# Stated exercise
Wherever the word "JSON" appears in a line, copy that line.

# Task material
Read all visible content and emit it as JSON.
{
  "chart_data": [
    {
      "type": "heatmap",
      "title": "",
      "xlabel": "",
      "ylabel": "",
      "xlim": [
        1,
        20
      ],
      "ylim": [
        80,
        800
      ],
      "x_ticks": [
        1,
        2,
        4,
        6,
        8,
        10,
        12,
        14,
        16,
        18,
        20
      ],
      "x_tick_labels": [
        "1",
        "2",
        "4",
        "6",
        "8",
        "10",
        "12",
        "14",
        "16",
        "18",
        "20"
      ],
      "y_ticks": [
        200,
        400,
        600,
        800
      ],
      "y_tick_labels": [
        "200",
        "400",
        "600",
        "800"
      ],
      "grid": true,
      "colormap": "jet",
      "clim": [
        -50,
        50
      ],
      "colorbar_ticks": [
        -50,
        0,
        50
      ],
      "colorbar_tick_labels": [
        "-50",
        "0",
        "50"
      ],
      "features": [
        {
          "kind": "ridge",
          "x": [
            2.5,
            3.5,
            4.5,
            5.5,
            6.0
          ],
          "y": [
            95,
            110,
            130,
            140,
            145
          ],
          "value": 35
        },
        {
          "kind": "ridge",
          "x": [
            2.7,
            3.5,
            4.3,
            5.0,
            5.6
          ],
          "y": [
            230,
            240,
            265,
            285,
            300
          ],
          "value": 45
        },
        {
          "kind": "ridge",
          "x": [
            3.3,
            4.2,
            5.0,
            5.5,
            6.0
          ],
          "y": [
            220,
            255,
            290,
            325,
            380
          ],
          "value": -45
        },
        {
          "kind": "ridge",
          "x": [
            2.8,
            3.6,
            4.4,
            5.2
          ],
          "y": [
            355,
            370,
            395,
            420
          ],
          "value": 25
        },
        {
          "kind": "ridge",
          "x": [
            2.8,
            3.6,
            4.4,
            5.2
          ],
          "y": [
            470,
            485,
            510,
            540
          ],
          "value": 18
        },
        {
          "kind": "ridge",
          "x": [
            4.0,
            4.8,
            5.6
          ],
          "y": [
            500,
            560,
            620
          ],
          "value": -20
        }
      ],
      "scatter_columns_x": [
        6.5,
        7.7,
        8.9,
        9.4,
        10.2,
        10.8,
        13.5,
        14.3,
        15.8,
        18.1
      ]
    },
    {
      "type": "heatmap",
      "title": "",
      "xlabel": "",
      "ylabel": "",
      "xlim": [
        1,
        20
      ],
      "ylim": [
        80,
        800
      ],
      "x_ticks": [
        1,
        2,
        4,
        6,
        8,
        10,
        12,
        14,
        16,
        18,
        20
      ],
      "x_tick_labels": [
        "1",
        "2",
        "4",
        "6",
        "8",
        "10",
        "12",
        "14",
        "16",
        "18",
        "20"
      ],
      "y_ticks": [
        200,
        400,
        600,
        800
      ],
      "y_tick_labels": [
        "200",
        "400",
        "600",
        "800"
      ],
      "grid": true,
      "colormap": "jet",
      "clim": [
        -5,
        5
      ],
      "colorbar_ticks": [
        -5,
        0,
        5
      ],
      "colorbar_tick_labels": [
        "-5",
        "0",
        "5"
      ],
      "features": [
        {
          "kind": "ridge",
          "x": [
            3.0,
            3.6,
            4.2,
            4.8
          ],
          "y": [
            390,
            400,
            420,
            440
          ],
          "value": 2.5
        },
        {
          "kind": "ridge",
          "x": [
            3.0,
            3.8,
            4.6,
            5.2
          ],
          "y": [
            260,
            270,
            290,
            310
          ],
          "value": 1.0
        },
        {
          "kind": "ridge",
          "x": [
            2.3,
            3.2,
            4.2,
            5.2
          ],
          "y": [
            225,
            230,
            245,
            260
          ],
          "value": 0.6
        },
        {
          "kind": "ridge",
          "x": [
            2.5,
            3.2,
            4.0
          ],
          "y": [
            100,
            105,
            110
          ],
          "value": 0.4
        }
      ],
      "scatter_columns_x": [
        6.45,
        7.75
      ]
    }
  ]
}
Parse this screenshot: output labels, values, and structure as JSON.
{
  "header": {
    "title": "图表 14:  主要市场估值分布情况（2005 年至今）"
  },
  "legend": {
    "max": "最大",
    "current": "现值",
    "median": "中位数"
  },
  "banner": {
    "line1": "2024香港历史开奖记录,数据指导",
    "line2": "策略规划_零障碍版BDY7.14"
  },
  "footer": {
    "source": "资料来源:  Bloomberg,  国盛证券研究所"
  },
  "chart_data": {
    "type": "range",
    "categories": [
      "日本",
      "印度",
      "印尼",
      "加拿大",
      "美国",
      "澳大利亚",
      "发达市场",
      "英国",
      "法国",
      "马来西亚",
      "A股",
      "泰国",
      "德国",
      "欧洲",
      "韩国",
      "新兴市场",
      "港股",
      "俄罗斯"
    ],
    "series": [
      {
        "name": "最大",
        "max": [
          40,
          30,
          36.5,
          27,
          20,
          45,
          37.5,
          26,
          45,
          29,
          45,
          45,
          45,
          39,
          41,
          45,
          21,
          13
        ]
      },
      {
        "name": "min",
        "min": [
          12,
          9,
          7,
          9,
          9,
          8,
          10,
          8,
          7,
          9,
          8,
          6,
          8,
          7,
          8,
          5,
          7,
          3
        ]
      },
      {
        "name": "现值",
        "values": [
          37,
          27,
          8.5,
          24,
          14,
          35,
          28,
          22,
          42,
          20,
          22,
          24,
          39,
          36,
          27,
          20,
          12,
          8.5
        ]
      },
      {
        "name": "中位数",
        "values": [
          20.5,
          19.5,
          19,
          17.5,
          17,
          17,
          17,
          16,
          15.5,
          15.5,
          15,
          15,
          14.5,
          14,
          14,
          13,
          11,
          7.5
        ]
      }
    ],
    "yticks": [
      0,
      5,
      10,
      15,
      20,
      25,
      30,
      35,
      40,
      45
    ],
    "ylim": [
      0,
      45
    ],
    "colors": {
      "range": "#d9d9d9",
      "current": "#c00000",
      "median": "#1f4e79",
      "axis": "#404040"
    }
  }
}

# Final answer
Read all visible content and emit it as JSON.
Parse this screenshot: output labels, values, and structure as JSON.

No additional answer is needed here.